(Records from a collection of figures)
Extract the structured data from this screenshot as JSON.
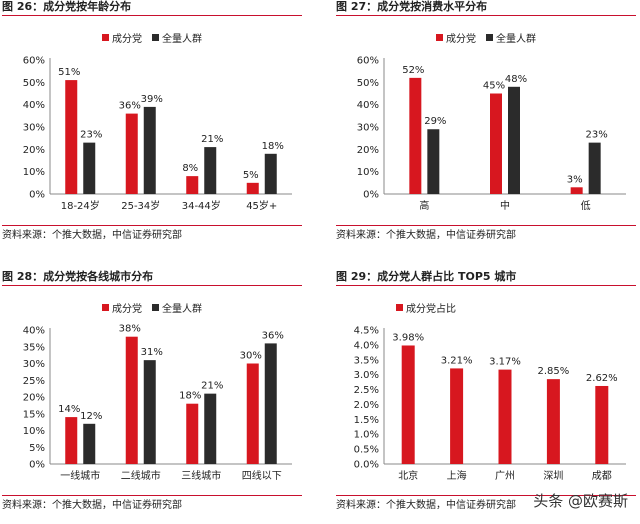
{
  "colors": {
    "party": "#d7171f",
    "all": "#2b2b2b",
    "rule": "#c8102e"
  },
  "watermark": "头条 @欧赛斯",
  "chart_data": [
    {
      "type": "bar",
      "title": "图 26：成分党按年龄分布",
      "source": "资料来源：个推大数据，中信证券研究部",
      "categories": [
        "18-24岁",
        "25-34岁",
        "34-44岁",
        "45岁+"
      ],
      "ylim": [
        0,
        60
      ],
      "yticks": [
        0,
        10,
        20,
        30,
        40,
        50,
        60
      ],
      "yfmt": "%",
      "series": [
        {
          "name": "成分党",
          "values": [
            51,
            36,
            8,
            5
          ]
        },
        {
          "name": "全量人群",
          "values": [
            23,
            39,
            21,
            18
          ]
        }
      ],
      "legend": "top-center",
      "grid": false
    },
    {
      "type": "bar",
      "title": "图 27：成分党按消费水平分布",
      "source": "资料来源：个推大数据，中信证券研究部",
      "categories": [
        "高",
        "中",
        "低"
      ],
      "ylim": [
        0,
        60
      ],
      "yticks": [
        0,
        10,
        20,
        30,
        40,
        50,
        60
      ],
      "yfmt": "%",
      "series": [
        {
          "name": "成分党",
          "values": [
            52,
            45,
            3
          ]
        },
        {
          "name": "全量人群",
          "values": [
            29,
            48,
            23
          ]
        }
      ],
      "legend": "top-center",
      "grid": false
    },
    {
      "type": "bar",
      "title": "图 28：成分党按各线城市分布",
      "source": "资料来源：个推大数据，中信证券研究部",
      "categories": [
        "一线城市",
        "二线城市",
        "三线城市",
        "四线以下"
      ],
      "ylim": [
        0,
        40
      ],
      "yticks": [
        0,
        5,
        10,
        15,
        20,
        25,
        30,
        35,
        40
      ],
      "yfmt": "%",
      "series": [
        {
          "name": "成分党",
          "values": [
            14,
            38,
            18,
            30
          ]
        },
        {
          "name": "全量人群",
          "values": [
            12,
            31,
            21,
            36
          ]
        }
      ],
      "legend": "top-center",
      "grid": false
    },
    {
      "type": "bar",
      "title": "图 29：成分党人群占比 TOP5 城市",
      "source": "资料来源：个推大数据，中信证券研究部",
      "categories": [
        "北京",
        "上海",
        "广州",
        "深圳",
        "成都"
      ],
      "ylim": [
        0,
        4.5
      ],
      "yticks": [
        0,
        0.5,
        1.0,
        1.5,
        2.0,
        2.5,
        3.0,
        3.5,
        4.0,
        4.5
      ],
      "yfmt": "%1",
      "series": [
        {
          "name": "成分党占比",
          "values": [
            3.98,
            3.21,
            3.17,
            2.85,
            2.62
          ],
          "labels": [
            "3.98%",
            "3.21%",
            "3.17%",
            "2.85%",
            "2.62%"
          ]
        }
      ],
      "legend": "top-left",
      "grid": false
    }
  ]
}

Exercise instructions - Repeat each entry exactly as it appears; skip any picture.

The output -
Extract the structured data from this screenshot as JSON.
{
  "colors": {
    "party": "#d7171f",
    "all": "#2b2b2b",
    "rule": "#c8102e"
  },
  "watermark": "头条 @欧赛斯",
  "chart_data": [
    {
      "type": "bar",
      "title": "图 26：成分党按年龄分布",
      "source": "资料来源：个推大数据，中信证券研究部",
      "categories": [
        "18-24岁",
        "25-34岁",
        "34-44岁",
        "45岁+"
      ],
      "ylim": [
        0,
        60
      ],
      "yticks": [
        0,
        10,
        20,
        30,
        40,
        50,
        60
      ],
      "yfmt": "%",
      "series": [
        {
          "name": "成分党",
          "values": [
            51,
            36,
            8,
            5
          ]
        },
        {
          "name": "全量人群",
          "values": [
            23,
            39,
            21,
            18
          ]
        }
      ],
      "legend": "top-center",
      "grid": false
    },
    {
      "type": "bar",
      "title": "图 27：成分党按消费水平分布",
      "source": "资料来源：个推大数据，中信证券研究部",
      "categories": [
        "高",
        "中",
        "低"
      ],
      "ylim": [
        0,
        60
      ],
      "yticks": [
        0,
        10,
        20,
        30,
        40,
        50,
        60
      ],
      "yfmt": "%",
      "series": [
        {
          "name": "成分党",
          "values": [
            52,
            45,
            3
          ]
        },
        {
          "name": "全量人群",
          "values": [
            29,
            48,
            23
          ]
        }
      ],
      "legend": "top-center",
      "grid": false
    },
    {
      "type": "bar",
      "title": "图 28：成分党按各线城市分布",
      "source": "资料来源：个推大数据，中信证券研究部",
      "categories": [
        "一线城市",
        "二线城市",
        "三线城市",
        "四线以下"
      ],
      "ylim": [
        0,
        40
      ],
      "yticks": [
        0,
        5,
        10,
        15,
        20,
        25,
        30,
        35,
        40
      ],
      "yfmt": "%",
      "series": [
        {
          "name": "成分党",
          "values": [
            14,
            38,
            18,
            30
          ]
        },
        {
          "name": "全量人群",
          "values": [
            12,
            31,
            21,
            36
          ]
        }
      ],
      "legend": "top-center",
      "grid": false
    },
    {
      "type": "bar",
      "title": "图 29：成分党人群占比 TOP5 城市",
      "source": "资料来源：个推大数据，中信证券研究部",
      "categories": [
        "北京",
        "上海",
        "广州",
        "深圳",
        "成都"
      ],
      "ylim": [
        0,
        4.5
      ],
      "yticks": [
        0,
        0.5,
        1.0,
        1.5,
        2.0,
        2.5,
        3.0,
        3.5,
        4.0,
        4.5
      ],
      "yfmt": "%1",
      "series": [
        {
          "name": "成分党占比",
          "values": [
            3.98,
            3.21,
            3.17,
            2.85,
            2.62
          ],
          "labels": [
            "3.98%",
            "3.21%",
            "3.17%",
            "2.85%",
            "2.62%"
          ]
        }
      ],
      "legend": "top-left",
      "grid": false
    }
  ]
}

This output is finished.